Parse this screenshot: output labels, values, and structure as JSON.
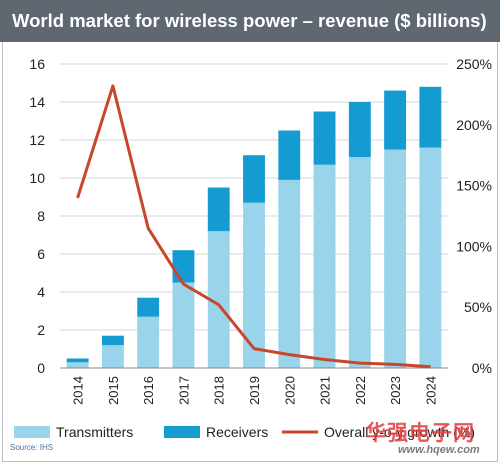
{
  "title": "World market for wireless power – revenue ($ billions)",
  "source": "Source: IHS",
  "watermark": {
    "text": "华强电子网",
    "url": "www.hqew.com"
  },
  "colors": {
    "transmitters": "#99d4ea",
    "receivers": "#139bd2",
    "growth": "#c8472b",
    "title_bg": "#5f6770"
  },
  "chart_data": {
    "type": "bar",
    "stacked": true,
    "categories": [
      "2014",
      "2015",
      "2016",
      "2017",
      "2018",
      "2019",
      "2020",
      "2021",
      "2022",
      "2023",
      "2024"
    ],
    "series": [
      {
        "name": "Transmitters",
        "type": "bar",
        "axis": "left",
        "values": [
          0.3,
          1.2,
          2.7,
          4.5,
          7.2,
          8.7,
          9.9,
          10.7,
          11.1,
          11.5,
          11.6
        ]
      },
      {
        "name": "Receivers",
        "type": "bar",
        "axis": "left",
        "values": [
          0.2,
          0.5,
          1.0,
          1.7,
          2.3,
          2.5,
          2.6,
          2.8,
          2.9,
          3.1,
          3.2
        ]
      },
      {
        "name": "Overall y-o-y growth (%)",
        "type": "line",
        "axis": "right",
        "values": [
          140,
          232,
          115,
          69,
          52,
          16,
          11,
          7,
          4,
          3,
          1
        ]
      }
    ],
    "ylim": [
      0,
      16
    ],
    "yticks": [
      "0",
      "2",
      "4",
      "6",
      "8",
      "10",
      "12",
      "14",
      "16"
    ],
    "y2lim": [
      0,
      250
    ],
    "y2ticks": [
      "0%",
      "50%",
      "100%",
      "150%",
      "200%",
      "250%"
    ],
    "grid": true,
    "legend": "bottom"
  }
}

########################################

> Description of the task
Every record above should come back exactly, but without its pictures.

> Exercise answer
Parse this screenshot: output labels, values, and structure as JSON.
{
  "title": "World market for wireless power – revenue ($ billions)",
  "source": "Source: IHS",
  "watermark": {
    "text": "华强电子网",
    "url": "www.hqew.com"
  },
  "colors": {
    "transmitters": "#99d4ea",
    "receivers": "#139bd2",
    "growth": "#c8472b",
    "title_bg": "#5f6770"
  },
  "chart_data": {
    "type": "bar",
    "stacked": true,
    "categories": [
      "2014",
      "2015",
      "2016",
      "2017",
      "2018",
      "2019",
      "2020",
      "2021",
      "2022",
      "2023",
      "2024"
    ],
    "series": [
      {
        "name": "Transmitters",
        "type": "bar",
        "axis": "left",
        "values": [
          0.3,
          1.2,
          2.7,
          4.5,
          7.2,
          8.7,
          9.9,
          10.7,
          11.1,
          11.5,
          11.6
        ]
      },
      {
        "name": "Receivers",
        "type": "bar",
        "axis": "left",
        "values": [
          0.2,
          0.5,
          1.0,
          1.7,
          2.3,
          2.5,
          2.6,
          2.8,
          2.9,
          3.1,
          3.2
        ]
      },
      {
        "name": "Overall y-o-y growth (%)",
        "type": "line",
        "axis": "right",
        "values": [
          140,
          232,
          115,
          69,
          52,
          16,
          11,
          7,
          4,
          3,
          1
        ]
      }
    ],
    "ylim": [
      0,
      16
    ],
    "yticks": [
      "0",
      "2",
      "4",
      "6",
      "8",
      "10",
      "12",
      "14",
      "16"
    ],
    "y2lim": [
      0,
      250
    ],
    "y2ticks": [
      "0%",
      "50%",
      "100%",
      "150%",
      "200%",
      "250%"
    ],
    "grid": true,
    "legend": "bottom"
  }
}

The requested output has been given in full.